[What the task requires]
Go through the material below and copy all lines with "image".

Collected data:
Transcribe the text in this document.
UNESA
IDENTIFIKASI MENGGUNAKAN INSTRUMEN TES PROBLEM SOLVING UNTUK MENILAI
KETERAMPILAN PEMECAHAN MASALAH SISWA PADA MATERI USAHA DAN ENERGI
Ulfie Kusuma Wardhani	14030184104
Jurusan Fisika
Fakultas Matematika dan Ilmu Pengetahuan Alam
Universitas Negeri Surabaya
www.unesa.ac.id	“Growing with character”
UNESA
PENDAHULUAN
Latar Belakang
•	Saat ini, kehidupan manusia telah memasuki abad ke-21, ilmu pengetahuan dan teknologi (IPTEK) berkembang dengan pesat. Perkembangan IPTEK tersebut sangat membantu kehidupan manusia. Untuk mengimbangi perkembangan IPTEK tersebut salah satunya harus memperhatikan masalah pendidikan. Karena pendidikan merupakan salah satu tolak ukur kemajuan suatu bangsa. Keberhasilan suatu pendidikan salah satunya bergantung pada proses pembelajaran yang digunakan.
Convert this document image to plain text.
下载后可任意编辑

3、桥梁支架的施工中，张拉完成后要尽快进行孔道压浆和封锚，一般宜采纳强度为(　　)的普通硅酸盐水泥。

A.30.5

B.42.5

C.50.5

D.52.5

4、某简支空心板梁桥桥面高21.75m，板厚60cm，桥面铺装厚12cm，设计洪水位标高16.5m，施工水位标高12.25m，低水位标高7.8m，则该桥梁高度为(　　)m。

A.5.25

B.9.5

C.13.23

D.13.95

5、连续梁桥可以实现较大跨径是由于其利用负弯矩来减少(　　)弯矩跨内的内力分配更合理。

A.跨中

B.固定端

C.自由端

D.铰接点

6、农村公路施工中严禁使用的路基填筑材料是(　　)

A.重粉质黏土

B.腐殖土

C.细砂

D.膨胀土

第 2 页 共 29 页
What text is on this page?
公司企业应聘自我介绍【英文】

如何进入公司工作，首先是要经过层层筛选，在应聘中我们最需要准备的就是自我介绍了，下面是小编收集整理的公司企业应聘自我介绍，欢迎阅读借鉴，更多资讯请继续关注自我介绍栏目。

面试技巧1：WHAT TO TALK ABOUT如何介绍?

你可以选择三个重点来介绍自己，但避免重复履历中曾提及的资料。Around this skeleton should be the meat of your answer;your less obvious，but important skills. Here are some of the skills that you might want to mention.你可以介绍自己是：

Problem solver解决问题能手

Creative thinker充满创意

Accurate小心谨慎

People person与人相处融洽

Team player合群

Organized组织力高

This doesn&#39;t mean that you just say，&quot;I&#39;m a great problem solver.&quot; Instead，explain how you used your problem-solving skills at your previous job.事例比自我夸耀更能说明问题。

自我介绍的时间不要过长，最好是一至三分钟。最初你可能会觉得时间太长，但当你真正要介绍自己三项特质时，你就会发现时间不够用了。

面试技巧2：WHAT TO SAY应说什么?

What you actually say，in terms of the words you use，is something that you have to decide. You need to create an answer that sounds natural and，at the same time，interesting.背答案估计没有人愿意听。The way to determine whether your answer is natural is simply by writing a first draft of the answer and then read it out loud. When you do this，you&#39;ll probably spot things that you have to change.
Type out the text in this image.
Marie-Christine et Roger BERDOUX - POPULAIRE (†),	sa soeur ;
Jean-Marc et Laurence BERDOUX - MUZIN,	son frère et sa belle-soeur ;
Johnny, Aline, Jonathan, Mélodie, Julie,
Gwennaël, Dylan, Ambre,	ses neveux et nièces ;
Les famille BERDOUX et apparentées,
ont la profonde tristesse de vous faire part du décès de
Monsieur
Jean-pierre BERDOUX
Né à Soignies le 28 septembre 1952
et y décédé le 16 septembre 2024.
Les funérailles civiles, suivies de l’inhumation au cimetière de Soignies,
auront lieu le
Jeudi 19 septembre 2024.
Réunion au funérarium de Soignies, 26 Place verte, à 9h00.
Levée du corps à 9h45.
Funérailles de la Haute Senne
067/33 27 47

[Response]
Convert this document image to plain text.
Type out the text in this image.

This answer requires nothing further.